Count every line below that contains "this", then state the total with no other output.

◆ ◆ ◆ ◆ ◆ ◆ ◆

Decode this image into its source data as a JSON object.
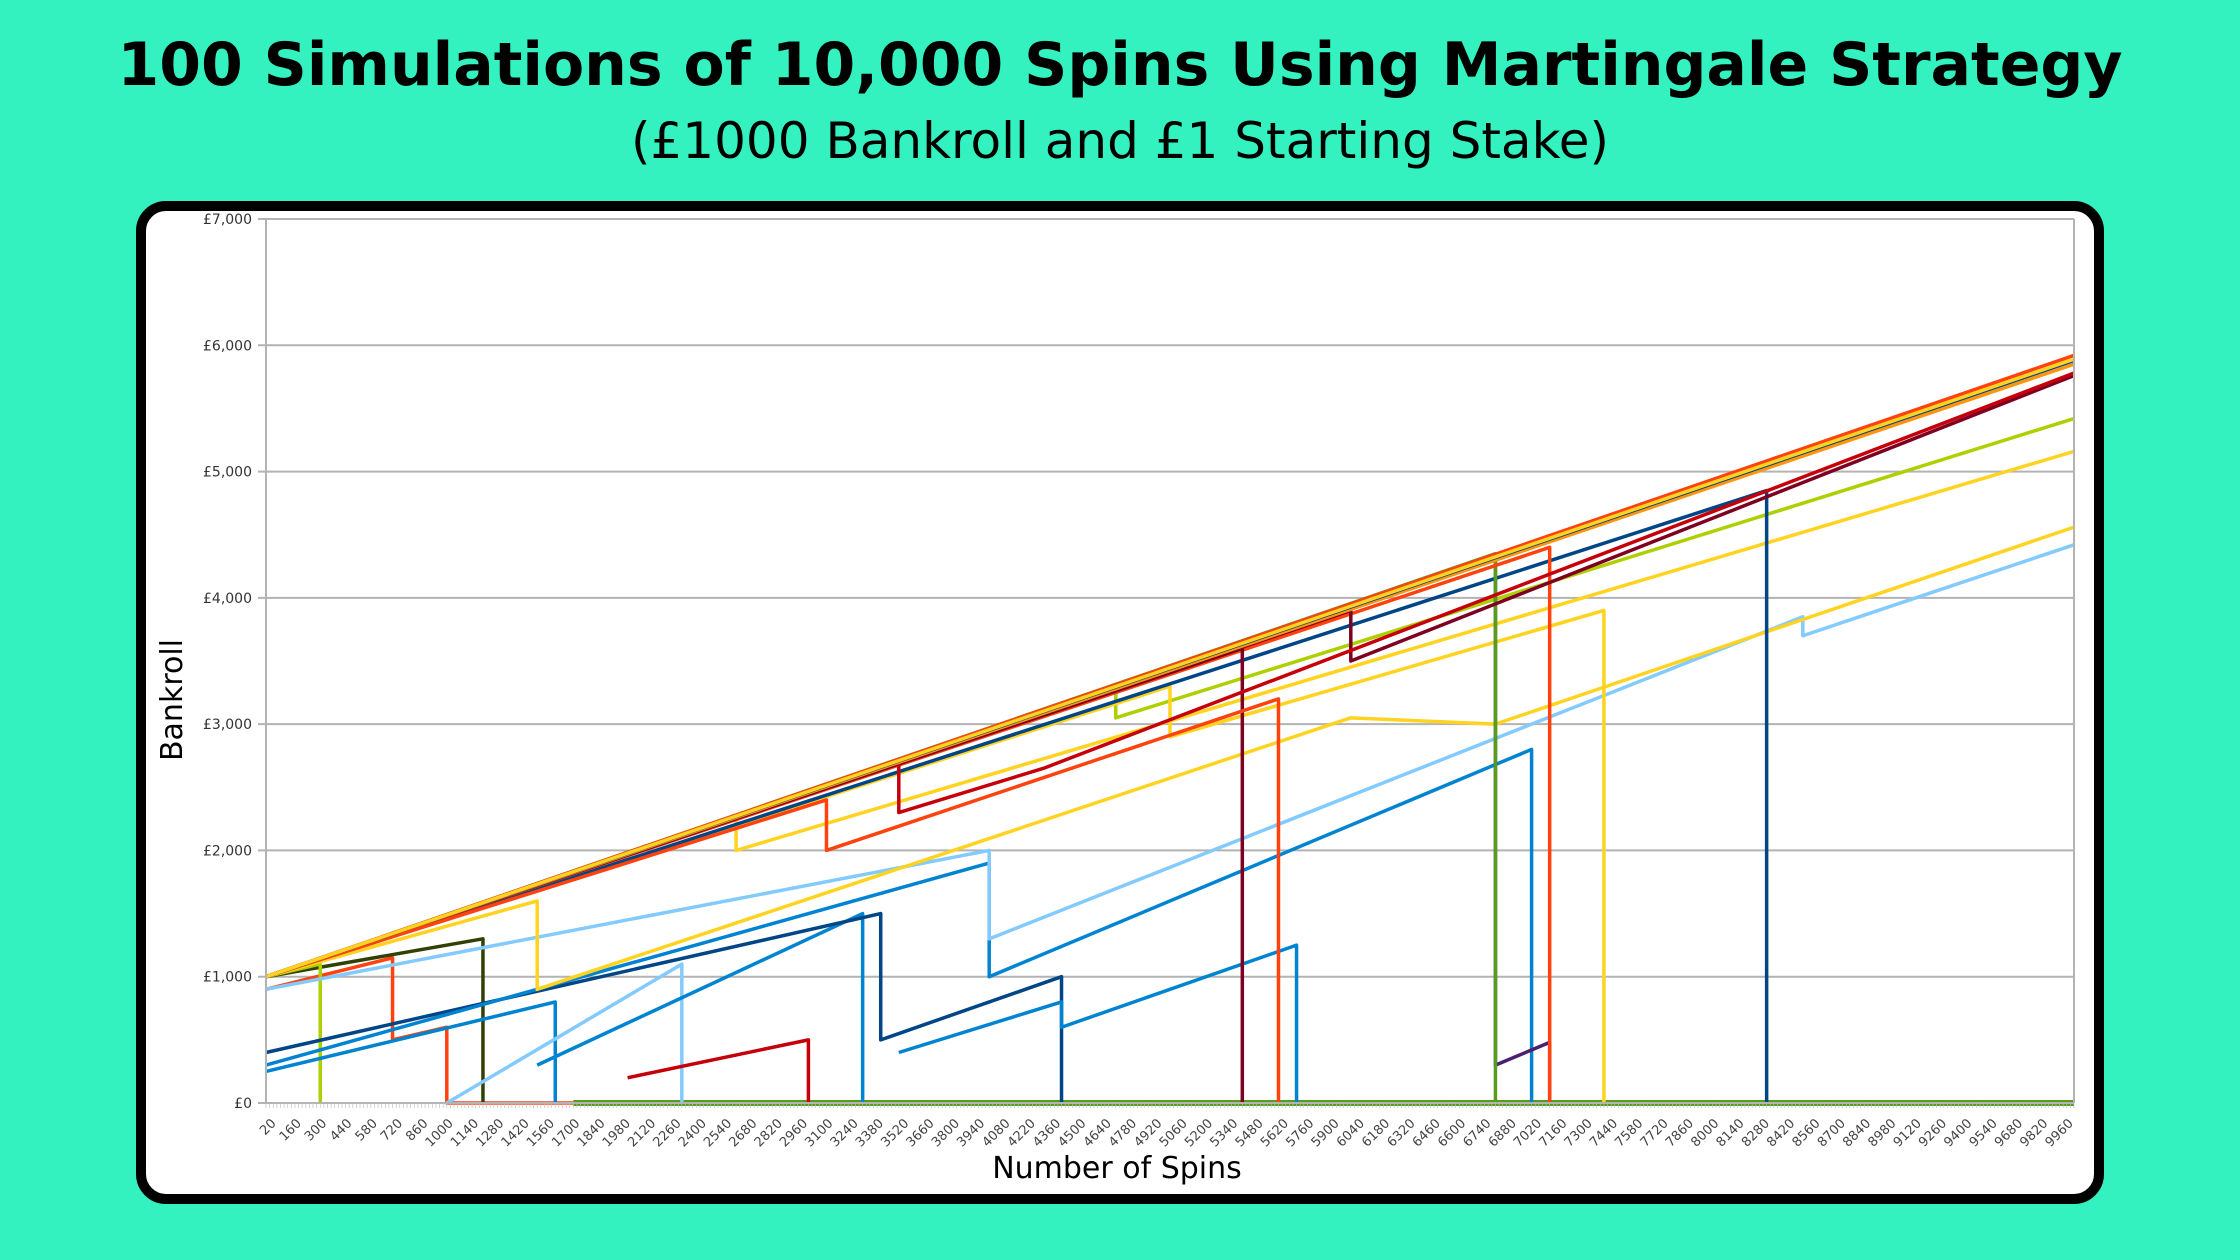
{
  "header": {
    "title": "100 Simulations of 10,000 Spins Using Martingale Strategy",
    "subtitle": "(£1000 Bankroll and £1 Starting Stake)"
  },
  "chart_data": {
    "type": "line",
    "xlabel": "Number of Spins",
    "ylabel": "Bankroll",
    "xlim": [
      0,
      10000
    ],
    "ylim": [
      0,
      7000
    ],
    "grid": "horizontal",
    "legend": "none",
    "y_ticks": [
      0,
      1000,
      2000,
      3000,
      4000,
      5000,
      6000,
      7000
    ],
    "y_tick_labels": [
      "£0",
      "£1,000",
      "£2,000",
      "£3,000",
      "£4,000",
      "£5,000",
      "£6,000",
      "£7,000"
    ],
    "x_ticks": [
      20,
      160,
      300,
      440,
      580,
      720,
      860,
      1000,
      1140,
      1280,
      1420,
      1560,
      1700,
      1840,
      1980,
      2120,
      2260,
      2400,
      2540,
      2680,
      2820,
      2960,
      3100,
      3240,
      3380,
      3520,
      3660,
      3800,
      3940,
      4080,
      4220,
      4360,
      4500,
      4640,
      4780,
      4920,
      5060,
      5200,
      5340,
      5480,
      5620,
      5760,
      5900,
      6040,
      6180,
      6320,
      6460,
      6600,
      6740,
      6880,
      7020,
      7160,
      7300,
      7440,
      7580,
      7720,
      7860,
      8000,
      8140,
      8280,
      8420,
      8560,
      8700,
      8840,
      8980,
      9120,
      9260,
      9400,
      9540,
      9680,
      9820,
      9960
    ],
    "x_tick_labels": [
      "20",
      "160",
      "300",
      "440",
      "580",
      "720",
      "860",
      "1000",
      "1140",
      "1280",
      "1420",
      "1560",
      "1700",
      "1840",
      "1980",
      "2120",
      "2260",
      "2400",
      "2540",
      "2680",
      "2820",
      "2960",
      "3100",
      "3240",
      "3380",
      "3520",
      "3660",
      "3800",
      "3940",
      "4080",
      "4220",
      "4360",
      "4500",
      "4640",
      "4780",
      "4920",
      "5060",
      "5200",
      "5340",
      "5480",
      "5620",
      "5760",
      "5900",
      "6040",
      "6180",
      "6320",
      "6460",
      "6600",
      "6740",
      "6880",
      "7020",
      "7160",
      "7300",
      "7440",
      "7580",
      "7720",
      "7860",
      "8000",
      "8140",
      "8280",
      "8420",
      "8560",
      "8700",
      "8840",
      "8980",
      "9120",
      "9260",
      "9400",
      "9540",
      "9680",
      "9820",
      "9960"
    ],
    "colors": [
      "#004586",
      "#ff420e",
      "#ffd320",
      "#579d1c",
      "#7e0021",
      "#83caff",
      "#314004",
      "#aecf00",
      "#4b1f6f",
      "#ff950e",
      "#c5000b",
      "#0084d1"
    ],
    "series": [
      {
        "color": "#579d1c",
        "points": [
          [
            1700,
            0
          ],
          [
            10000,
            0
          ]
        ]
      },
      {
        "color": "#ff420e",
        "points": [
          [
            0,
            900
          ],
          [
            700,
            1150
          ],
          [
            700,
            500
          ],
          [
            1000,
            600
          ],
          [
            1000,
            0
          ],
          [
            1700,
            0
          ]
        ]
      },
      {
        "color": "#314004",
        "points": [
          [
            0,
            1000
          ],
          [
            1200,
            1300
          ],
          [
            1200,
            0
          ]
        ]
      },
      {
        "color": "#aecf00",
        "points": [
          [
            0,
            1000
          ],
          [
            300,
            1100
          ],
          [
            300,
            0
          ]
        ]
      },
      {
        "color": "#0084d1",
        "points": [
          [
            0,
            250
          ],
          [
            1600,
            800
          ],
          [
            1600,
            0
          ]
        ]
      },
      {
        "color": "#83caff",
        "points": [
          [
            1000,
            0
          ],
          [
            2300,
            1100
          ],
          [
            2300,
            0
          ]
        ]
      },
      {
        "color": "#c5000b",
        "points": [
          [
            2000,
            200
          ],
          [
            3000,
            500
          ],
          [
            3000,
            0
          ]
        ]
      },
      {
        "color": "#0084d1",
        "points": [
          [
            1500,
            300
          ],
          [
            3300,
            1500
          ],
          [
            3300,
            0
          ]
        ]
      },
      {
        "color": "#004586",
        "points": [
          [
            0,
            400
          ],
          [
            3400,
            1500
          ],
          [
            3400,
            500
          ],
          [
            4400,
            1000
          ],
          [
            4400,
            0
          ]
        ]
      },
      {
        "color": "#0084d1",
        "points": [
          [
            3500,
            400
          ],
          [
            4400,
            800
          ],
          [
            4400,
            600
          ],
          [
            5700,
            1250
          ],
          [
            5700,
            0
          ]
        ]
      },
      {
        "color": "#0084d1",
        "points": [
          [
            0,
            300
          ],
          [
            4000,
            1900
          ],
          [
            4000,
            1000
          ],
          [
            7000,
            2800
          ],
          [
            7000,
            0
          ]
        ]
      },
      {
        "color": "#83caff",
        "points": [
          [
            0,
            900
          ],
          [
            4000,
            2000
          ],
          [
            4000,
            1300
          ],
          [
            8500,
            3850
          ],
          [
            8500,
            3700
          ],
          [
            10000,
            4420
          ]
        ]
      },
      {
        "color": "#ffd320",
        "points": [
          [
            0,
            1000
          ],
          [
            1500,
            1600
          ],
          [
            1500,
            900
          ],
          [
            6000,
            3050
          ],
          [
            6800,
            3000
          ],
          [
            10000,
            4560
          ]
        ]
      },
      {
        "color": "#ffd320",
        "points": [
          [
            0,
            1000
          ],
          [
            2600,
            2270
          ],
          [
            2600,
            2000
          ],
          [
            10000,
            5160
          ]
        ]
      },
      {
        "color": "#aecf00",
        "points": [
          [
            0,
            1000
          ],
          [
            4700,
            3300
          ],
          [
            4700,
            3050
          ],
          [
            10000,
            5420
          ]
        ]
      },
      {
        "color": "#ffd320",
        "points": [
          [
            0,
            1000
          ],
          [
            5000,
            3300
          ],
          [
            5000,
            2900
          ],
          [
            7400,
            3900
          ],
          [
            7400,
            0
          ]
        ]
      },
      {
        "color": "#004586",
        "points": [
          [
            0,
            1000
          ],
          [
            8300,
            4850
          ],
          [
            8300,
            0
          ]
        ]
      },
      {
        "color": "#4b1f6f",
        "points": [
          [
            0,
            1000
          ],
          [
            6800,
            4300
          ],
          [
            6800,
            300
          ],
          [
            7100,
            480
          ],
          [
            7100,
            0
          ]
        ]
      },
      {
        "color": "#579d1c",
        "points": [
          [
            0,
            1000
          ],
          [
            6800,
            4350
          ],
          [
            6800,
            0
          ]
        ]
      },
      {
        "color": "#ff420e",
        "points": [
          [
            0,
            1000
          ],
          [
            7100,
            4400
          ],
          [
            7100,
            0
          ]
        ]
      },
      {
        "color": "#7e0021",
        "points": [
          [
            0,
            1000
          ],
          [
            5400,
            3600
          ],
          [
            5400,
            0
          ]
        ]
      },
      {
        "color": "#ff420e",
        "points": [
          [
            0,
            1000
          ],
          [
            3100,
            2400
          ],
          [
            3100,
            2000
          ],
          [
            5600,
            3200
          ],
          [
            5600,
            0
          ]
        ]
      },
      {
        "color": "#7e0021",
        "points": [
          [
            0,
            1000
          ],
          [
            6000,
            3900
          ],
          [
            6000,
            3500
          ],
          [
            10000,
            5760
          ]
        ]
      },
      {
        "color": "#c5000b",
        "points": [
          [
            0,
            1000
          ],
          [
            3500,
            2700
          ],
          [
            3500,
            2300
          ],
          [
            4300,
            2650
          ],
          [
            10000,
            5780
          ]
        ]
      },
      {
        "color": "#ff950e",
        "points": [
          [
            0,
            1000
          ],
          [
            10000,
            5850
          ]
        ]
      },
      {
        "color": "#004586",
        "points": [
          [
            0,
            1000
          ],
          [
            10000,
            5880
          ]
        ]
      },
      {
        "color": "#ff420e",
        "points": [
          [
            0,
            1000
          ],
          [
            10000,
            5920
          ]
        ]
      },
      {
        "color": "#ffd320",
        "points": [
          [
            0,
            1000
          ],
          [
            10000,
            5890
          ]
        ]
      }
    ]
  }
}
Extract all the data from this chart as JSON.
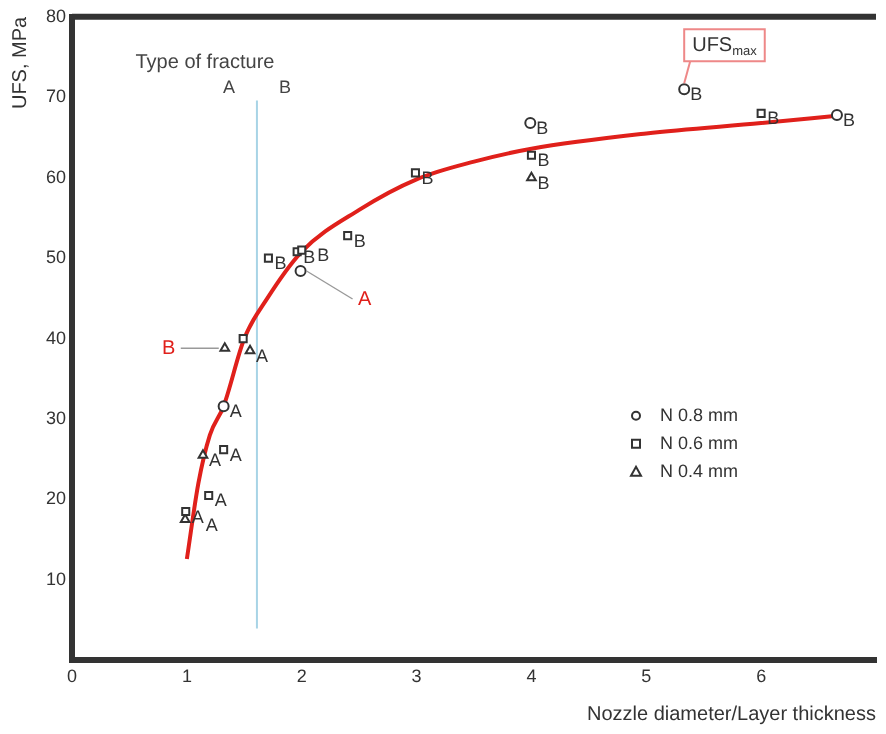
{
  "chart_data": {
    "type": "scatter",
    "xlabel": "Nozzle diameter/Layer thickness",
    "ylabel": "UFS, MPa",
    "xlim": [
      0,
      7
    ],
    "xticks": [
      0,
      1,
      2,
      3,
      4,
      5,
      6
    ],
    "ylim": [
      0,
      80
    ],
    "yticks": [
      10,
      20,
      30,
      40,
      50,
      60,
      70,
      80
    ],
    "grid": false,
    "legend": "right",
    "series": [
      {
        "name": "N 0.8 mm",
        "color": "#333333",
        "marker": "circle",
        "x": [
          5.33,
          3.99,
          6.66,
          1.99,
          1.32
        ],
        "values": [
          71,
          66.8,
          67.8,
          48.4,
          31.6
        ],
        "value_labels": [
          "B",
          "B",
          "B",
          null,
          "A"
        ]
      },
      {
        "name": "N 0.6 mm",
        "color": "#333333",
        "marker": "square",
        "x": [
          1.71,
          1.96,
          2.0,
          2.4,
          2.99,
          4.0,
          6.0,
          1.49,
          1.32,
          1.19,
          0.99
        ],
        "values": [
          50,
          50.8,
          51,
          52.8,
          60.6,
          62.8,
          68,
          40,
          26.2,
          20.5,
          18.5
        ],
        "value_labels": [
          "B",
          "B",
          "B",
          "B",
          "B",
          "B",
          "B",
          null,
          "A",
          "A",
          "A"
        ]
      },
      {
        "name": "N 0.4 mm",
        "color": "#333333",
        "marker": "triangle",
        "x": [
          4.0,
          1.33,
          1.55,
          1.14,
          0.985
        ],
        "values": [
          60,
          38.8,
          38.5,
          25.5,
          17.5
        ],
        "value_labels": [
          "B",
          null,
          "A",
          "A",
          "A"
        ]
      },
      {
        "type": "line",
        "color": "#e0201b",
        "marker": "none",
        "x": [
          1,
          1.1,
          1.2,
          1.32,
          1.5,
          1.7,
          2,
          2.5,
          3,
          3.5,
          4,
          5,
          6,
          6.66
        ],
        "values": [
          12.6,
          22,
          28,
          31.6,
          40,
          45,
          50.8,
          56,
          59.8,
          62,
          63.6,
          65.5,
          66.8,
          67.7
        ]
      }
    ],
    "ref_lines": [
      {
        "axis": "x",
        "value": 1.61,
        "label": "Type of fracture",
        "color": "#a8d4e6"
      }
    ],
    "annotations": [
      "A",
      "B",
      {
        "text": "A",
        "x": 1.99,
        "y": 48.4
      },
      {
        "text": "B",
        "x": 1.33,
        "y": 38.8
      },
      {
        "text": "UFS$_{max}$",
        "x": 5.33,
        "y": 71
      }
    ]
  }
}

◆ ◆ ◆ ◆ ◆ ◆ ◆

EXERCISE SOLUTION:
2